Data records
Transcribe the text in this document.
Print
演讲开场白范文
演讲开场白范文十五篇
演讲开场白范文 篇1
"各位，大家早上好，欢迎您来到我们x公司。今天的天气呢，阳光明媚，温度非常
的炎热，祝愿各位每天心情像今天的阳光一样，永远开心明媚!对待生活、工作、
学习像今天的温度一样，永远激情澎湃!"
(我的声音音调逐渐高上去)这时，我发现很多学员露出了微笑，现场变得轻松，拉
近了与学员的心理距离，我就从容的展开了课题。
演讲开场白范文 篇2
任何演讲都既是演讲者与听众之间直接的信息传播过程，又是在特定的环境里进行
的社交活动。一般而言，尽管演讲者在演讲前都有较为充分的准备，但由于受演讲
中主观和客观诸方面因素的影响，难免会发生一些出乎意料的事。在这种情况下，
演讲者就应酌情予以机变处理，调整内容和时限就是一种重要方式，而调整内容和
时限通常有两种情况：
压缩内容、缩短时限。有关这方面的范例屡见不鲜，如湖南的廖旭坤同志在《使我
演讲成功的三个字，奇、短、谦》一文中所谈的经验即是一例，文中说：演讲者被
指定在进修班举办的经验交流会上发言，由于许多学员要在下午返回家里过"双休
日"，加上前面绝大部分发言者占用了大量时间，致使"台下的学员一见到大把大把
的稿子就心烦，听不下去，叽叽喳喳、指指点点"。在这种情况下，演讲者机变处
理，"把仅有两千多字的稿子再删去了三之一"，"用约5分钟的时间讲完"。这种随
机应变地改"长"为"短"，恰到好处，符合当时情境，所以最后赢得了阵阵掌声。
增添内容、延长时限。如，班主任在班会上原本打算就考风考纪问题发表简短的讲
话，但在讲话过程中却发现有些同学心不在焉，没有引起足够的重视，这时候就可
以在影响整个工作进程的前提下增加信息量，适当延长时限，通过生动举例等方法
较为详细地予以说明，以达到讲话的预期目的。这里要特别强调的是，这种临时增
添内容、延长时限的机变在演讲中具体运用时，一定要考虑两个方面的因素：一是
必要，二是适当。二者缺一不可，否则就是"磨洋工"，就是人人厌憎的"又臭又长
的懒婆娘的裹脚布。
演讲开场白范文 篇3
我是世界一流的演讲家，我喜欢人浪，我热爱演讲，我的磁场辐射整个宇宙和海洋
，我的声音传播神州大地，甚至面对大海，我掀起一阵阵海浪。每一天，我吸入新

> TASK GOAL
Collect, from the material above, every line containing the word "在这种情况下".

> OUTPUT
中主观和客观诸方面因素的影响，难免会发生一些出乎意料的事。在这种情况下，
的稿子就心烦，听不下去，叽叽喳喳、指指点点"。在这种情况下，演讲者机变处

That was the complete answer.